What is required -> Output every record word for word.

Material provided ->
---------------
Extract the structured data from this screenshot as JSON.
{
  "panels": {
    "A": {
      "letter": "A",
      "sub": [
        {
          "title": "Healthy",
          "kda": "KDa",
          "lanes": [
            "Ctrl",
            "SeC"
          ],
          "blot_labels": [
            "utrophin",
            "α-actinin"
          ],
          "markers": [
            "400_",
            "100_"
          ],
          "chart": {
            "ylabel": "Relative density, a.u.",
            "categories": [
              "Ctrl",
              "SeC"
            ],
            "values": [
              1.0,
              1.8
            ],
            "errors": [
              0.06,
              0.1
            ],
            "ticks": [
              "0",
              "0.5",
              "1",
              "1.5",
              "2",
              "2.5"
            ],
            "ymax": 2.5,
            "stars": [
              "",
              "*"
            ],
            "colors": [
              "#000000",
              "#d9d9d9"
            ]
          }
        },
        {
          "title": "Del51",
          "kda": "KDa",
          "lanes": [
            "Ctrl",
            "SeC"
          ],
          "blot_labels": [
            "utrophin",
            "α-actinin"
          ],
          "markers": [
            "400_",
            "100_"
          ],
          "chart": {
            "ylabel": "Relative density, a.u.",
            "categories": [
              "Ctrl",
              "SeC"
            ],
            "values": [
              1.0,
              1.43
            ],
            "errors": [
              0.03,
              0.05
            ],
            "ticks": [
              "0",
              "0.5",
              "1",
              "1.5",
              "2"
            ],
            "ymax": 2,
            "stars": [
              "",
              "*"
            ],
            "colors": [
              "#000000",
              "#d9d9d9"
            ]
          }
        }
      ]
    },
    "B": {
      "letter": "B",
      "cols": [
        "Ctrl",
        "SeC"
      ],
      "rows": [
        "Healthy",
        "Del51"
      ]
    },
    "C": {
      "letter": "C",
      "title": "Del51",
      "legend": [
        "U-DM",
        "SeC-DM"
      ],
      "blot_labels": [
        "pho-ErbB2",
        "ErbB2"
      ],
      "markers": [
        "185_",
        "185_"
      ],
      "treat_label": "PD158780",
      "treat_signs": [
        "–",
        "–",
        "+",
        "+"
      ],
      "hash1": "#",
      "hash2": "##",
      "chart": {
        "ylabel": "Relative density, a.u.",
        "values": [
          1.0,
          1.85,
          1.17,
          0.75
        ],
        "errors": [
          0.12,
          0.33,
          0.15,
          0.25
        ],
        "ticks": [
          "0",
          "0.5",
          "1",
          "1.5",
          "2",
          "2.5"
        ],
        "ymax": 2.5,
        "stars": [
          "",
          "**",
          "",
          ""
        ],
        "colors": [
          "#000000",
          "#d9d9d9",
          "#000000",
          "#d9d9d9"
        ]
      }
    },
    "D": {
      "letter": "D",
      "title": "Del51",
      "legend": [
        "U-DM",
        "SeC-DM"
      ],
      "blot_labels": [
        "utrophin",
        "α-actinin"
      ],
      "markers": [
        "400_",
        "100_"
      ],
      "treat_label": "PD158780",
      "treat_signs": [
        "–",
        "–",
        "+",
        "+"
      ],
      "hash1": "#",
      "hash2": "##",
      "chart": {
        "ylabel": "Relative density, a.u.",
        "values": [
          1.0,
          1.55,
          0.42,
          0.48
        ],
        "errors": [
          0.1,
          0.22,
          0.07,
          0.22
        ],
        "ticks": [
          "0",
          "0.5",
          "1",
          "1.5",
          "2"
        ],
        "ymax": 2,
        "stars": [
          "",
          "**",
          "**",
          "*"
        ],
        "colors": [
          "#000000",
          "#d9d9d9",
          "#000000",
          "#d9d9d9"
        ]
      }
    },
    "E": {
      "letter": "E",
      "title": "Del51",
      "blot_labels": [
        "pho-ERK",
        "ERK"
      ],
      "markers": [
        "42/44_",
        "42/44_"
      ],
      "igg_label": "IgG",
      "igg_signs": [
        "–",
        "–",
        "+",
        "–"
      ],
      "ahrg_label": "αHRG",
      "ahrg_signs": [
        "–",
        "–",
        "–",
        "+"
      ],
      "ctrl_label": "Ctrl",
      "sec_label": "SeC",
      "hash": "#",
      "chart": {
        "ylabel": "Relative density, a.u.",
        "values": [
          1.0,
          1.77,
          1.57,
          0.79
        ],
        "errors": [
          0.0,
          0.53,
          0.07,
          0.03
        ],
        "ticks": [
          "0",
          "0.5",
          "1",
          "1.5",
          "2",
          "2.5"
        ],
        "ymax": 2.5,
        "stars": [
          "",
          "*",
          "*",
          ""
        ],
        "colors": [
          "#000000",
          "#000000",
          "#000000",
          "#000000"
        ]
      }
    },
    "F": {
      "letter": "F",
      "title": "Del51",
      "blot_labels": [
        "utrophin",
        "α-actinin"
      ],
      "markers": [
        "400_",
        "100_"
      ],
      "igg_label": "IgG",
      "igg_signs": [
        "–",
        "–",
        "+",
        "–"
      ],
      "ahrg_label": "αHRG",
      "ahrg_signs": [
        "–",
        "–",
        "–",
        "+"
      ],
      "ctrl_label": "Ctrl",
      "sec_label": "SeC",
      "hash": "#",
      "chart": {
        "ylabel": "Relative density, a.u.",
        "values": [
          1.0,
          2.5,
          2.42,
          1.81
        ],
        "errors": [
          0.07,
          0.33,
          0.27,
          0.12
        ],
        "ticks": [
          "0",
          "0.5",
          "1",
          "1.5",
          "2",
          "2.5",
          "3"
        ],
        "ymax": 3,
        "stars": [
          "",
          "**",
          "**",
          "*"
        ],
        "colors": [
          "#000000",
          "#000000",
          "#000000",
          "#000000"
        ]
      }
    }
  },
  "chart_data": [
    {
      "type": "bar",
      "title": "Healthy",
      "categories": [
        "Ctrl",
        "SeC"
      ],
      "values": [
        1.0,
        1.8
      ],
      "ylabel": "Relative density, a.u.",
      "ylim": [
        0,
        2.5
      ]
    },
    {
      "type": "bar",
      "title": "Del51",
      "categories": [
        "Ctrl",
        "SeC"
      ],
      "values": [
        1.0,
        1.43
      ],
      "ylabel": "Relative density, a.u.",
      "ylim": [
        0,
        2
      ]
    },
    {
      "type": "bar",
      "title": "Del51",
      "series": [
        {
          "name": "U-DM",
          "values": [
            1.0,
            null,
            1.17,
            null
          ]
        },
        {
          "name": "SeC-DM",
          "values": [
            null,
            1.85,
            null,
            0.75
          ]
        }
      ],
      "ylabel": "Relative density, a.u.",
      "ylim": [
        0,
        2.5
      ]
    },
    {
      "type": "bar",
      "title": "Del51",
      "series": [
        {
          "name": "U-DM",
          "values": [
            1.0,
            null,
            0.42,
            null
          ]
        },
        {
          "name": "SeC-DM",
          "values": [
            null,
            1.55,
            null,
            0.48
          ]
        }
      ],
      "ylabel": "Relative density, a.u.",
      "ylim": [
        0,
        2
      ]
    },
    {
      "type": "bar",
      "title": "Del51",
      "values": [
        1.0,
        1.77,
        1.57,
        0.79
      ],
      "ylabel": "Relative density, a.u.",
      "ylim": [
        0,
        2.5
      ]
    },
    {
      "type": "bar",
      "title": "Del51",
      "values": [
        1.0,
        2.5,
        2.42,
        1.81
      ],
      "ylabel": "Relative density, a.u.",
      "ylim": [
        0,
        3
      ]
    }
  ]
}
---------------
The output ->
Extract the structured data from this screenshot as JSON.
{
  "panels": {
    "A": {
      "letter": "A",
      "sub": [
        {
          "title": "Healthy",
          "kda": "KDa",
          "lanes": [
            "Ctrl",
            "SeC"
          ],
          "blot_labels": [
            "utrophin",
            "α-actinin"
          ],
          "markers": [
            "400_",
            "100_"
          ],
          "chart": {
            "ylabel": "Relative density, a.u.",
            "categories": [
              "Ctrl",
              "SeC"
            ],
            "values": [
              1.0,
              1.8
            ],
            "errors": [
              0.06,
              0.1
            ],
            "ticks": [
              "0",
              "0.5",
              "1",
              "1.5",
              "2",
              "2.5"
            ],
            "ymax": 2.5,
            "stars": [
              "",
              "*"
            ],
            "colors": [
              "#000000",
              "#d9d9d9"
            ]
          }
        },
        {
          "title": "Del51",
          "kda": "KDa",
          "lanes": [
            "Ctrl",
            "SeC"
          ],
          "blot_labels": [
            "utrophin",
            "α-actinin"
          ],
          "markers": [
            "400_",
            "100_"
          ],
          "chart": {
            "ylabel": "Relative density, a.u.",
            "categories": [
              "Ctrl",
              "SeC"
            ],
            "values": [
              1.0,
              1.43
            ],
            "errors": [
              0.03,
              0.05
            ],
            "ticks": [
              "0",
              "0.5",
              "1",
              "1.5",
              "2"
            ],
            "ymax": 2,
            "stars": [
              "",
              "*"
            ],
            "colors": [
              "#000000",
              "#d9d9d9"
            ]
          }
        }
      ]
    },
    "B": {
      "letter": "B",
      "cols": [
        "Ctrl",
        "SeC"
      ],
      "rows": [
        "Healthy",
        "Del51"
      ]
    },
    "C": {
      "letter": "C",
      "title": "Del51",
      "legend": [
        "U-DM",
        "SeC-DM"
      ],
      "blot_labels": [
        "pho-ErbB2",
        "ErbB2"
      ],
      "markers": [
        "185_",
        "185_"
      ],
      "treat_label": "PD158780",
      "treat_signs": [
        "–",
        "–",
        "+",
        "+"
      ],
      "hash1": "#",
      "hash2": "##",
      "chart": {
        "ylabel": "Relative density, a.u.",
        "values": [
          1.0,
          1.85,
          1.17,
          0.75
        ],
        "errors": [
          0.12,
          0.33,
          0.15,
          0.25
        ],
        "ticks": [
          "0",
          "0.5",
          "1",
          "1.5",
          "2",
          "2.5"
        ],
        "ymax": 2.5,
        "stars": [
          "",
          "**",
          "",
          ""
        ],
        "colors": [
          "#000000",
          "#d9d9d9",
          "#000000",
          "#d9d9d9"
        ]
      }
    },
    "D": {
      "letter": "D",
      "title": "Del51",
      "legend": [
        "U-DM",
        "SeC-DM"
      ],
      "blot_labels": [
        "utrophin",
        "α-actinin"
      ],
      "markers": [
        "400_",
        "100_"
      ],
      "treat_label": "PD158780",
      "treat_signs": [
        "–",
        "–",
        "+",
        "+"
      ],
      "hash1": "#",
      "hash2": "##",
      "chart": {
        "ylabel": "Relative density, a.u.",
        "values": [
          1.0,
          1.55,
          0.42,
          0.48
        ],
        "errors": [
          0.1,
          0.22,
          0.07,
          0.22
        ],
        "ticks": [
          "0",
          "0.5",
          "1",
          "1.5",
          "2"
        ],
        "ymax": 2,
        "stars": [
          "",
          "**",
          "**",
          "*"
        ],
        "colors": [
          "#000000",
          "#d9d9d9",
          "#000000",
          "#d9d9d9"
        ]
      }
    },
    "E": {
      "letter": "E",
      "title": "Del51",
      "blot_labels": [
        "pho-ERK",
        "ERK"
      ],
      "markers": [
        "42/44_",
        "42/44_"
      ],
      "igg_label": "IgG",
      "igg_signs": [
        "–",
        "–",
        "+",
        "–"
      ],
      "ahrg_label": "αHRG",
      "ahrg_signs": [
        "–",
        "–",
        "–",
        "+"
      ],
      "ctrl_label": "Ctrl",
      "sec_label": "SeC",
      "hash": "#",
      "chart": {
        "ylabel": "Relative density, a.u.",
        "values": [
          1.0,
          1.77,
          1.57,
          0.79
        ],
        "errors": [
          0.0,
          0.53,
          0.07,
          0.03
        ],
        "ticks": [
          "0",
          "0.5",
          "1",
          "1.5",
          "2",
          "2.5"
        ],
        "ymax": 2.5,
        "stars": [
          "",
          "*",
          "*",
          ""
        ],
        "colors": [
          "#000000",
          "#000000",
          "#000000",
          "#000000"
        ]
      }
    },
    "F": {
      "letter": "F",
      "title": "Del51",
      "blot_labels": [
        "utrophin",
        "α-actinin"
      ],
      "markers": [
        "400_",
        "100_"
      ],
      "igg_label": "IgG",
      "igg_signs": [
        "–",
        "–",
        "+",
        "–"
      ],
      "ahrg_label": "αHRG",
      "ahrg_signs": [
        "–",
        "–",
        "–",
        "+"
      ],
      "ctrl_label": "Ctrl",
      "sec_label": "SeC",
      "hash": "#",
      "chart": {
        "ylabel": "Relative density, a.u.",
        "values": [
          1.0,
          2.5,
          2.42,
          1.81
        ],
        "errors": [
          0.07,
          0.33,
          0.27,
          0.12
        ],
        "ticks": [
          "0",
          "0.5",
          "1",
          "1.5",
          "2",
          "2.5",
          "3"
        ],
        "ymax": 3,
        "stars": [
          "",
          "**",
          "**",
          "*"
        ],
        "colors": [
          "#000000",
          "#000000",
          "#000000",
          "#000000"
        ]
      }
    }
  },
  "chart_data": [
    {
      "type": "bar",
      "title": "Healthy",
      "categories": [
        "Ctrl",
        "SeC"
      ],
      "values": [
        1.0,
        1.8
      ],
      "ylabel": "Relative density, a.u.",
      "ylim": [
        0,
        2.5
      ]
    },
    {
      "type": "bar",
      "title": "Del51",
      "categories": [
        "Ctrl",
        "SeC"
      ],
      "values": [
        1.0,
        1.43
      ],
      "ylabel": "Relative density, a.u.",
      "ylim": [
        0,
        2
      ]
    },
    {
      "type": "bar",
      "title": "Del51",
      "series": [
        {
          "name": "U-DM",
          "values": [
            1.0,
            null,
            1.17,
            null
          ]
        },
        {
          "name": "SeC-DM",
          "values": [
            null,
            1.85,
            null,
            0.75
          ]
        }
      ],
      "ylabel": "Relative density, a.u.",
      "ylim": [
        0,
        2.5
      ]
    },
    {
      "type": "bar",
      "title": "Del51",
      "series": [
        {
          "name": "U-DM",
          "values": [
            1.0,
            null,
            0.42,
            null
          ]
        },
        {
          "name": "SeC-DM",
          "values": [
            null,
            1.55,
            null,
            0.48
          ]
        }
      ],
      "ylabel": "Relative density, a.u.",
      "ylim": [
        0,
        2
      ]
    },
    {
      "type": "bar",
      "title": "Del51",
      "values": [
        1.0,
        1.77,
        1.57,
        0.79
      ],
      "ylabel": "Relative density, a.u.",
      "ylim": [
        0,
        2.5
      ]
    },
    {
      "type": "bar",
      "title": "Del51",
      "values": [
        1.0,
        2.5,
        2.42,
        1.81
      ],
      "ylabel": "Relative density, a.u.",
      "ylim": [
        0,
        3
      ]
    }
  ]
}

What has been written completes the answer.